- _To do_: Where a line in the listing below contains the word "text", copy that line.

(Dataset excerpt)
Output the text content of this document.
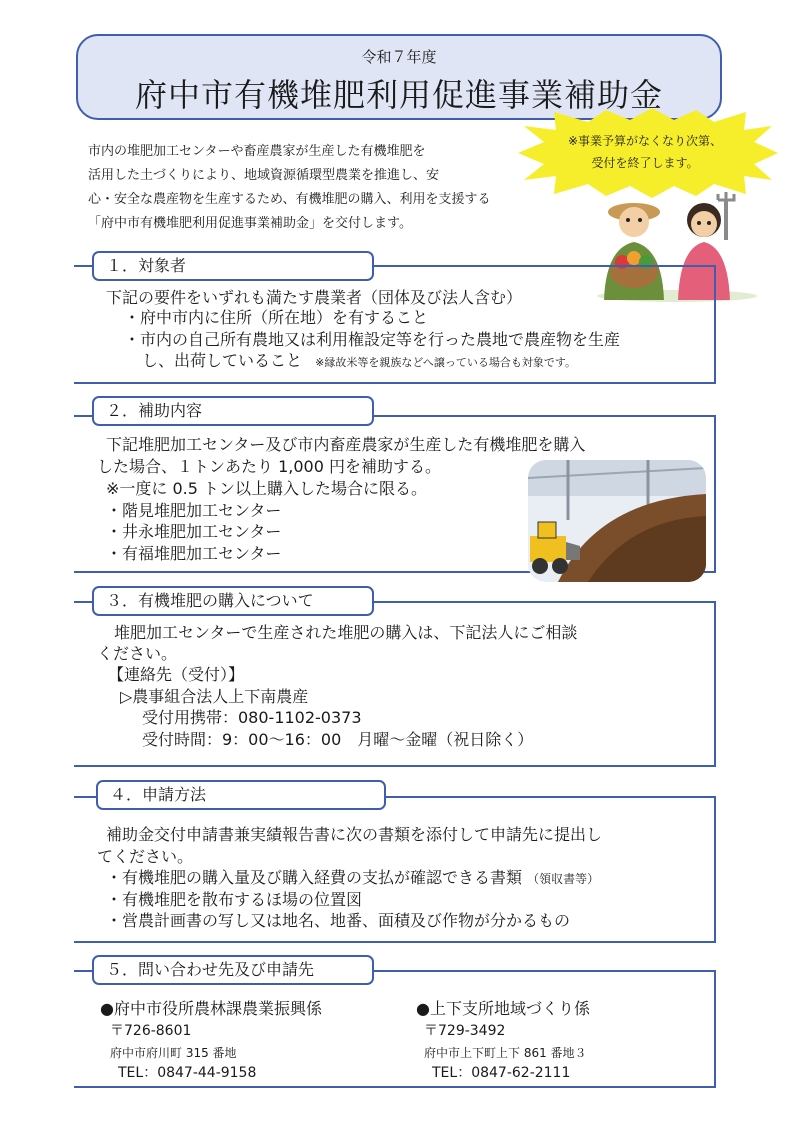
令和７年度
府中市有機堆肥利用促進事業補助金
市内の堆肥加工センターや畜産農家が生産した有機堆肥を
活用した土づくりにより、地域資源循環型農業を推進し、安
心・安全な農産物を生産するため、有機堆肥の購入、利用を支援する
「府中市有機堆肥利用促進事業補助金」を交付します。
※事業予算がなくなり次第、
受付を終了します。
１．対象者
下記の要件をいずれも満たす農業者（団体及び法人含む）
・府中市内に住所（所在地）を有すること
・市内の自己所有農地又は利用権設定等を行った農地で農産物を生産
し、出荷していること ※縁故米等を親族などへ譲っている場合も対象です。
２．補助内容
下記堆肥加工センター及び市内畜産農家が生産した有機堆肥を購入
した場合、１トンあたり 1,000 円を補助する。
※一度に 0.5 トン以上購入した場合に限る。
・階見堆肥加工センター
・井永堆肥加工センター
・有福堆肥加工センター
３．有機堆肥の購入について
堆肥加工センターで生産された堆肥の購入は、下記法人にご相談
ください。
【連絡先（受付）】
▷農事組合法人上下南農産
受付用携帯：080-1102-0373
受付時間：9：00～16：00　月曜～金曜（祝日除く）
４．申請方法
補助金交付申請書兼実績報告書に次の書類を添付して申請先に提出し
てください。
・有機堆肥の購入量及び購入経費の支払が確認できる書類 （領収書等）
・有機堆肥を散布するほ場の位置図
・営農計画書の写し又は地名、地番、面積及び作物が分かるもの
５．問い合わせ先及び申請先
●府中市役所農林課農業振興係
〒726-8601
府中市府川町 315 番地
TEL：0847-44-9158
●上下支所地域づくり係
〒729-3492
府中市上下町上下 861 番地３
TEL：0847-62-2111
...
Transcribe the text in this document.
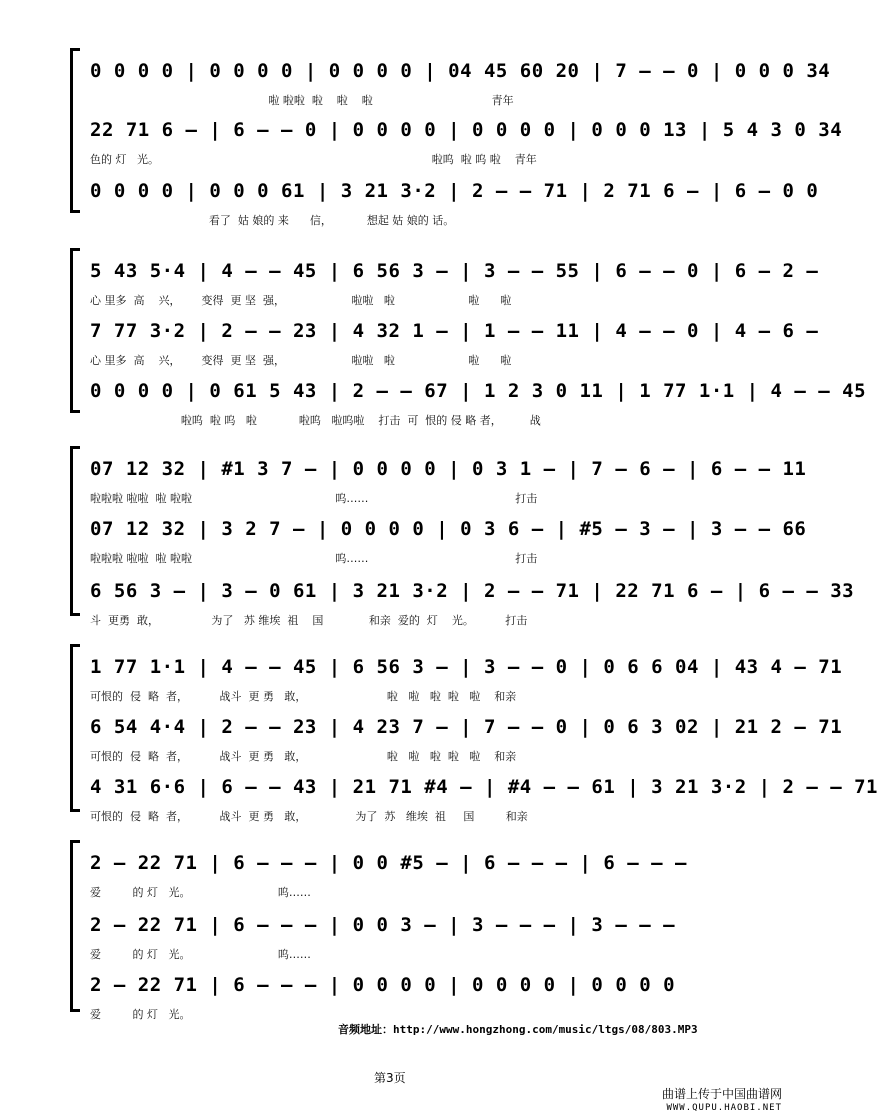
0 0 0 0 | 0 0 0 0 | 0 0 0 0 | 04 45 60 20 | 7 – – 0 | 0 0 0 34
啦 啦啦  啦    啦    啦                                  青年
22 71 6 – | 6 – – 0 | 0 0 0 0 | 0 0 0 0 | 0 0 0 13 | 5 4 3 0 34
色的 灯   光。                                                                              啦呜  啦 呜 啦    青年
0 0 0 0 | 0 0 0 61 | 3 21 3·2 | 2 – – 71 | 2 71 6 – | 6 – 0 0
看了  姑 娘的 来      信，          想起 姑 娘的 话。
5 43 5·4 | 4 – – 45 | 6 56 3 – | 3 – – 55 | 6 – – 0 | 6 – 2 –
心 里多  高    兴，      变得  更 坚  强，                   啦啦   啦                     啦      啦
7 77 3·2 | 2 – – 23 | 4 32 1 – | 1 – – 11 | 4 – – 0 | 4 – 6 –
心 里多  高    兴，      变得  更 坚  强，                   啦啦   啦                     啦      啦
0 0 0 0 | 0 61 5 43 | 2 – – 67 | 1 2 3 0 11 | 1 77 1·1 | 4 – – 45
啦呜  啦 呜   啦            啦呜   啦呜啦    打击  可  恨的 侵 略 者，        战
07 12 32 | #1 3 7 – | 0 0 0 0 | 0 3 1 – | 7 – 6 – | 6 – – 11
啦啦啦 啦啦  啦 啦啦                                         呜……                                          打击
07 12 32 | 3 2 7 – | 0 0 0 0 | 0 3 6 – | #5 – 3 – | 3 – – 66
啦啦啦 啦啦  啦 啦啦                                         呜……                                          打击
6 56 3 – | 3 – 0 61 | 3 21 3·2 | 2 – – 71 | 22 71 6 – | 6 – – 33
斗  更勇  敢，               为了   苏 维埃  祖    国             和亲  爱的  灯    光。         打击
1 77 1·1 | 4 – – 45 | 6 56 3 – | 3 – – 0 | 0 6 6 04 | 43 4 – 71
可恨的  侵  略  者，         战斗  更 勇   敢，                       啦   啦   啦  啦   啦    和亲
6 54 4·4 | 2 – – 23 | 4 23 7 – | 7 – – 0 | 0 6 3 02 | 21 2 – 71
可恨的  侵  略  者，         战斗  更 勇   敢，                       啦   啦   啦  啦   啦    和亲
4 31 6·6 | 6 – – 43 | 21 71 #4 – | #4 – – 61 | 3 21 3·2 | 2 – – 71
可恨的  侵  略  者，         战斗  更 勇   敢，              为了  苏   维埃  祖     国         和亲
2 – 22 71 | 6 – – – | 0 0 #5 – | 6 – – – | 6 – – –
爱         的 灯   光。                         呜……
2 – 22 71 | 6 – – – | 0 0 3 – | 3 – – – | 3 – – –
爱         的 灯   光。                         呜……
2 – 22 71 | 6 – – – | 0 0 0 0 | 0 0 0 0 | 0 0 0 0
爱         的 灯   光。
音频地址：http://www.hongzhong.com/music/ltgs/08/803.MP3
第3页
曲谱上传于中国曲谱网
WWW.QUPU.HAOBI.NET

- _Solution for this task_:
Output the text content of this document.
Transcribe the text in this document.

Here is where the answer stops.